YOUR OBJECTIVE » Your task is to reproduce the entries below word for word.

RECORDED INFORMATION »
------------------------

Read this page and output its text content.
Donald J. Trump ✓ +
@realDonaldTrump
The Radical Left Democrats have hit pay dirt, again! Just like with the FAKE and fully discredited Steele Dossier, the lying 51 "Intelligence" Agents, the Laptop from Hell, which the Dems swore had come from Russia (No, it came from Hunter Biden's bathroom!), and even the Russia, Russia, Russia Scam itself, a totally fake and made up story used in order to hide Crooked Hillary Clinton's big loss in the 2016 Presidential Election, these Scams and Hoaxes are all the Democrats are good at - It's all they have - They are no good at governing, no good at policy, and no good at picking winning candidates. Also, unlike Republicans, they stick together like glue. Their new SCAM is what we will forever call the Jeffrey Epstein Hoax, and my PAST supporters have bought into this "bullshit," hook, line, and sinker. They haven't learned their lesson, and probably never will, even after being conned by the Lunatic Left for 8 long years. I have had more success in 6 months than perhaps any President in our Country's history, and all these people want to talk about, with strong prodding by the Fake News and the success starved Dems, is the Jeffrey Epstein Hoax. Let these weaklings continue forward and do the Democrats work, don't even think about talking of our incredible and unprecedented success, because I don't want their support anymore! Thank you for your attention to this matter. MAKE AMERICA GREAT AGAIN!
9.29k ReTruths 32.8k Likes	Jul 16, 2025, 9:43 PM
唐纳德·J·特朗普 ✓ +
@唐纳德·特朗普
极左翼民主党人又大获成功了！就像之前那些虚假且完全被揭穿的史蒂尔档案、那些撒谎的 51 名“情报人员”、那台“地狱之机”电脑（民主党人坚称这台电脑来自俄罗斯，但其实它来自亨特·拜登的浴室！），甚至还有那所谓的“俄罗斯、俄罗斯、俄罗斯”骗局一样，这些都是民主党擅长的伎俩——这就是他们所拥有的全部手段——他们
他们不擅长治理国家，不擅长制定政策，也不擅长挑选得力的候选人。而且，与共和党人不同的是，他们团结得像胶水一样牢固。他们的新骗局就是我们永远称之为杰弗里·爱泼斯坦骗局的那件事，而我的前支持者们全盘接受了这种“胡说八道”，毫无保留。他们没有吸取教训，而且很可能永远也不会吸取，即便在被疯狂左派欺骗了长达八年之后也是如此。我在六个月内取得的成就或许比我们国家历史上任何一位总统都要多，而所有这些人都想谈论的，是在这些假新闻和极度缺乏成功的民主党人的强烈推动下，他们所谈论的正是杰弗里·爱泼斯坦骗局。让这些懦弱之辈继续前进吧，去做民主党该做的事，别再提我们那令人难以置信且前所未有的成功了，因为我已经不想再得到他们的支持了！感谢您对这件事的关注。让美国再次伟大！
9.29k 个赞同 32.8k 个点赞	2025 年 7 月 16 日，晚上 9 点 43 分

------------------------

EXERCISE SOLUTION »
Read this page and output its text content.
Donald J. Trump ✓ +
@realDonaldTrump
The Radical Left Democrats have hit pay dirt, again! Just like with the FAKE and fully discredited Steele Dossier, the lying 51 "Intelligence" Agents, the Laptop from Hell, which the Dems swore had come from Russia (No, it came from Hunter Biden's bathroom!), and even the Russia, Russia, Russia Scam itself, a totally fake and made up story used in order to hide Crooked Hillary Clinton's big loss in the 2016 Presidential Election, these Scams and Hoaxes are all the Democrats are good at - It's all they have - They are no good at governing, no good at policy, and no good at picking winning candidates. Also, unlike Republicans, they stick together like glue. Their new SCAM is what we will forever call the Jeffrey Epstein Hoax, and my PAST supporters have bought into this "bullshit," hook, line, and sinker. They haven't learned their lesson, and probably never will, even after being conned by the Lunatic Left for 8 long years. I have had more success in 6 months than perhaps any President in our Country's history, and all these people want to talk about, with strong prodding by the Fake News and the success starved Dems, is the Jeffrey Epstein Hoax. Let these weaklings continue forward and do the Democrats work, don't even think about talking of our incredible and unprecedented success, because I don't want their support anymore! Thank you for your attention to this matter. MAKE AMERICA GREAT AGAIN!
9.29k ReTruths 32.8k Likes	Jul 16, 2025, 9:43 PM
唐纳德·J·特朗普 ✓ +
@唐纳德·特朗普
极左翼民主党人又大获成功了！就像之前那些虚假且完全被揭穿的史蒂尔档案、那些撒谎的 51 名“情报人员”、那台“地狱之机”电脑（民主党人坚称这台电脑来自俄罗斯，但其实它来自亨特·拜登的浴室！），甚至还有那所谓的“俄罗斯、俄罗斯、俄罗斯”骗局一样，这些都是民主党擅长的伎俩——这就是他们所拥有的全部手段——他们
他们不擅长治理国家，不擅长制定政策，也不擅长挑选得力的候选人。而且，与共和党人不同的是，他们团结得像胶水一样牢固。他们的新骗局就是我们永远称之为杰弗里·爱泼斯坦骗局的那件事，而我的前支持者们全盘接受了这种“胡说八道”，毫无保留。他们没有吸取教训，而且很可能永远也不会吸取，即便在被疯狂左派欺骗了长达八年之后也是如此。我在六个月内取得的成就或许比我们国家历史上任何一位总统都要多，而所有这些人都想谈论的，是在这些假新闻和极度缺乏成功的民主党人的强烈推动下，他们所谈论的正是杰弗里·爱泼斯坦骗局。让这些懦弱之辈继续前进吧，去做民主党该做的事，别再提我们那令人难以置信且前所未有的成功了，因为我已经不想再得到他们的支持了！感谢您对这件事的关注。让美国再次伟大！
9.29k 个赞同 32.8k 个点赞	2025 年 7 月 16 日，晚上 9 点 43 分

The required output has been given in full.